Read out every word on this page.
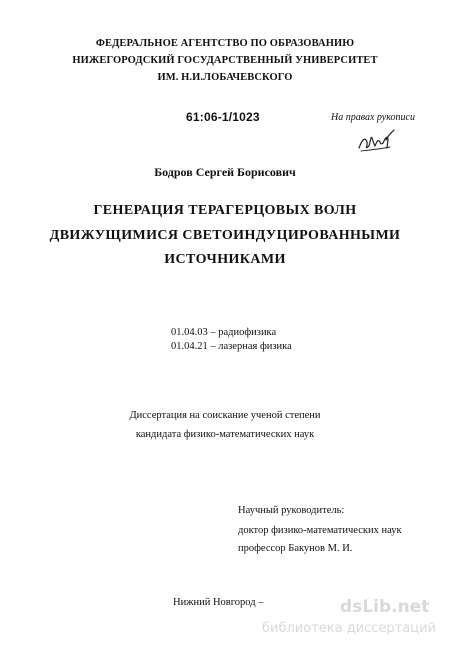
ФЕДЕРАЛЬНОЕ АГЕНТСТВО ПО ОБРАЗОВАНИЮ
НИЖЕГОРОДСКИЙ ГОСУДАРСТВЕННЫЙ УНИВЕРСИТЕТ
ИМ. Н.И.ЛОБАЧЕВСКОГО
61:06-1/1023	На правах рукописи
Бодров Сергей Борисович
ГЕНЕРАЦИЯ ТЕРАГЕРЦОВЫХ ВОЛН
ДВИЖУЩИМИСЯ СВЕТОИНДУЦИРОВАННЫМИ
ИСТОЧНИКАМИ
01.04.03 – радиофизика
01.04.21 – лазерная физика
Диссертация на соискание ученой степени
кандидата физико-математических наук
Научный руководитель:
доктор физико-математических наук
профессор Бакунов М. И.
Нижний Новгород –	dsLib.net
библиотека диссертаций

_ _ _ _

* _TASK DIRECTIONS_: Leave images out of the retyped records; keep all else exact.

* _EXERCISE SOLUTION_:
Read out every word on this page.
ФЕДЕРАЛЬНОЕ АГЕНТСТВО ПО ОБРАЗОВАНИЮ
НИЖЕГОРОДСКИЙ ГОСУДАРСТВЕННЫЙ УНИВЕРСИТЕТ
ИМ. Н.И.ЛОБАЧЕВСКОГО
61:06-1/1023	На правах рукописи
Бодров Сергей Борисович
ГЕНЕРАЦИЯ ТЕРАГЕРЦОВЫХ ВОЛН
ДВИЖУЩИМИСЯ СВЕТОИНДУЦИРОВАННЫМИ
ИСТОЧНИКАМИ
01.04.03 – радиофизика
01.04.21 – лазерная физика
Диссертация на соискание ученой степени
кандидата физико-математических наук
Научный руководитель:
доктор физико-математических наук
профессор Бакунов М. И.
Нижний Новгород –	dsLib.net
библиотека диссертаций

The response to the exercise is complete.